**Required task**
Extract all lines from the data beneath that include the word "Caratina".

**Task data**
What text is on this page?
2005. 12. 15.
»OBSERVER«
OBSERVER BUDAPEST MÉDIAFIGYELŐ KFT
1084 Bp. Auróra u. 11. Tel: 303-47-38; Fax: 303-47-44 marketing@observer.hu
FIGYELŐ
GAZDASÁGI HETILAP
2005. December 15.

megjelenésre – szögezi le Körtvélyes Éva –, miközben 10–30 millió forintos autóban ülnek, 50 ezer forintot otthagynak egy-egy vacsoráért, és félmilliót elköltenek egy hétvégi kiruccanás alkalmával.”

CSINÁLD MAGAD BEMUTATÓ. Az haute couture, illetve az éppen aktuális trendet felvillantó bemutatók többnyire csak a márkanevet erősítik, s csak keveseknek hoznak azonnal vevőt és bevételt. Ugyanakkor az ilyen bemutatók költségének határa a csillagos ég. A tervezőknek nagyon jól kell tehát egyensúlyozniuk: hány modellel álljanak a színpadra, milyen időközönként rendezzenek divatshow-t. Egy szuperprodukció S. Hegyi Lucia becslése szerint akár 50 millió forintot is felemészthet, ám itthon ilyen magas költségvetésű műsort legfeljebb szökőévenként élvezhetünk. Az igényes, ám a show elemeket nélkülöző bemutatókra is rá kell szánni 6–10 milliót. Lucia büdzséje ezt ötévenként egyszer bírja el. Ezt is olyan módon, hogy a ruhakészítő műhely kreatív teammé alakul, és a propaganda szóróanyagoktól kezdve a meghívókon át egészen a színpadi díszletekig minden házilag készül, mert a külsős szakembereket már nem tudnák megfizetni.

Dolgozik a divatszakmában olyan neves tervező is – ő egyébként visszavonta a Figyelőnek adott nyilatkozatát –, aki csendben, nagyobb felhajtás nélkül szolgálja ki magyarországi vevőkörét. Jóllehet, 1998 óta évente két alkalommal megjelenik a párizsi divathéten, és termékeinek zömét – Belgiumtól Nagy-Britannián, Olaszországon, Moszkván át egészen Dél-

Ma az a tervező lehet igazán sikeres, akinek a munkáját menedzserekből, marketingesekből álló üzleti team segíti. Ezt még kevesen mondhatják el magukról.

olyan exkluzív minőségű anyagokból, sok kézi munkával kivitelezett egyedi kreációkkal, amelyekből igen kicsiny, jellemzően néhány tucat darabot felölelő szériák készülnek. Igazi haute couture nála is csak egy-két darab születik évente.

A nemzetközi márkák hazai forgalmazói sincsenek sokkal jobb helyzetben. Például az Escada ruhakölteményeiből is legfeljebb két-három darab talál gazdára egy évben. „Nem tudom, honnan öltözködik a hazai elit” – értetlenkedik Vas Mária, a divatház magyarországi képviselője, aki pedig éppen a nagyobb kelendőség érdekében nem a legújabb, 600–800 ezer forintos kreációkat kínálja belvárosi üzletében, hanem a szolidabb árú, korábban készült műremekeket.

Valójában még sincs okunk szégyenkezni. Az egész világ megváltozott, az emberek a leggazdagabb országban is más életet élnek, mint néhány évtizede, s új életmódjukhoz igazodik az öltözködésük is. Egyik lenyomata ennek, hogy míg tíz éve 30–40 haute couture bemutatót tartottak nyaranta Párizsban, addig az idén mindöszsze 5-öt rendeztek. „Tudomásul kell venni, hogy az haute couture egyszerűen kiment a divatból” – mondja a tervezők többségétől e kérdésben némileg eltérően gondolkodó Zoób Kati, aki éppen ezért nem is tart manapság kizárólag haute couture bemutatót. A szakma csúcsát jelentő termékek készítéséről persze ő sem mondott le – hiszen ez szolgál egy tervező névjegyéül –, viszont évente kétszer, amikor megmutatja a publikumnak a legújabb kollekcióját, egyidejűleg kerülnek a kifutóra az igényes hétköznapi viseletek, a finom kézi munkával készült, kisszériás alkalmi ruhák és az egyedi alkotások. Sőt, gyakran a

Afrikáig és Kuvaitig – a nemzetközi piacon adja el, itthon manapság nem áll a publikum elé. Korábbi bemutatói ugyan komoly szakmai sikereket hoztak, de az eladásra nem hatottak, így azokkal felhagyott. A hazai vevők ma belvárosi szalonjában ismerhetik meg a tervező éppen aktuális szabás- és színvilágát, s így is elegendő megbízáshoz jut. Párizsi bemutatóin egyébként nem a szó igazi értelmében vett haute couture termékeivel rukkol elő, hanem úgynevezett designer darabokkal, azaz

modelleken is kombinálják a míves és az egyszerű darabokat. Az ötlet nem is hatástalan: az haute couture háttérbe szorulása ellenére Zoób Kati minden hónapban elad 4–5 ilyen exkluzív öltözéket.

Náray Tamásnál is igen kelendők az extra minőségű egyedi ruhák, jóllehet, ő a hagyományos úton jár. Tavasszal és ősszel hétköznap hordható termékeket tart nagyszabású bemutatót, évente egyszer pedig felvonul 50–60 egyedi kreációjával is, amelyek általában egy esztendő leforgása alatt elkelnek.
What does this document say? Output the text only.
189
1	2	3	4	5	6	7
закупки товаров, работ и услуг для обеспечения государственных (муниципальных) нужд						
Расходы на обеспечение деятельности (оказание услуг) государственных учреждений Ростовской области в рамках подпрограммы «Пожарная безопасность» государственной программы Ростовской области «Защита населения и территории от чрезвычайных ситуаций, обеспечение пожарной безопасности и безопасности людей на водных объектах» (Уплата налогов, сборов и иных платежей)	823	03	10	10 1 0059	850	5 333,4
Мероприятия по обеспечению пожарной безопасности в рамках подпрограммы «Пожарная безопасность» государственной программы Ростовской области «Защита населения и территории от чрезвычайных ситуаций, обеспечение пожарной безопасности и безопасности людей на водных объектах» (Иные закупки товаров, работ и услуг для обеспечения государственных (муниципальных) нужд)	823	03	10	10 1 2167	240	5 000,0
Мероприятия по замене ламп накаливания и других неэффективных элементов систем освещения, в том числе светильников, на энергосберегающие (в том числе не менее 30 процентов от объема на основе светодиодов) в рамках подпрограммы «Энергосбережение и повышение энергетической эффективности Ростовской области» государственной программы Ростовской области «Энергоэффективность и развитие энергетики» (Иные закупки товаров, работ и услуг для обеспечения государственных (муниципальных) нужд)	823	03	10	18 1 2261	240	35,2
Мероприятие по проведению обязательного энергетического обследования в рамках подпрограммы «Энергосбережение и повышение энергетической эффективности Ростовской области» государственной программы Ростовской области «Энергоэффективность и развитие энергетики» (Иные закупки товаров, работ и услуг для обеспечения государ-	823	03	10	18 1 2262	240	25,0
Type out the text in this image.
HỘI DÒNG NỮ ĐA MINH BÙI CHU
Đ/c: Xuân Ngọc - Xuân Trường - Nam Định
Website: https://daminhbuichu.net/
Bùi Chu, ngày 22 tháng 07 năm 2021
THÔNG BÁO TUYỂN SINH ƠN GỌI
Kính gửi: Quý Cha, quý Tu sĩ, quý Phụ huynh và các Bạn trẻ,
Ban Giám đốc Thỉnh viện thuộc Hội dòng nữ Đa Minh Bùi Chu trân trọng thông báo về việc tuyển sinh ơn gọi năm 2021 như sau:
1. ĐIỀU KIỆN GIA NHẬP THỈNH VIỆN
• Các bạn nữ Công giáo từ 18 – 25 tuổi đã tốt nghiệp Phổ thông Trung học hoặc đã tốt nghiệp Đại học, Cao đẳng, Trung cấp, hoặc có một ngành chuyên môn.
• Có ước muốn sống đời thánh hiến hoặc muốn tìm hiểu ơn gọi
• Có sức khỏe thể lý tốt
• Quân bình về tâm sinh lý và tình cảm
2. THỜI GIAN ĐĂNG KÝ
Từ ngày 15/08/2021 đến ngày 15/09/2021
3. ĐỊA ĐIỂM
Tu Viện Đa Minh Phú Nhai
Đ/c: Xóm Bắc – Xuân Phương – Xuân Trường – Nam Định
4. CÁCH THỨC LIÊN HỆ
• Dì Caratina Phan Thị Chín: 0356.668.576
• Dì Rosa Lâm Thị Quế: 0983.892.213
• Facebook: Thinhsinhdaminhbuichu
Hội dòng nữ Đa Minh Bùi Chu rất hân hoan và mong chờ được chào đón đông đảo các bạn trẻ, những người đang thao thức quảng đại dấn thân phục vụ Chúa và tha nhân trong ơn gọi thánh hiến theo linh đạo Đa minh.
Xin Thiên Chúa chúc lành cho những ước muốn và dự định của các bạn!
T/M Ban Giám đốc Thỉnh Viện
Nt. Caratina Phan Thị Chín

**Final result**
• Dì Caratina Phan Thị Chín: 0356.668.576
Nt. Caratina Phan Thị Chín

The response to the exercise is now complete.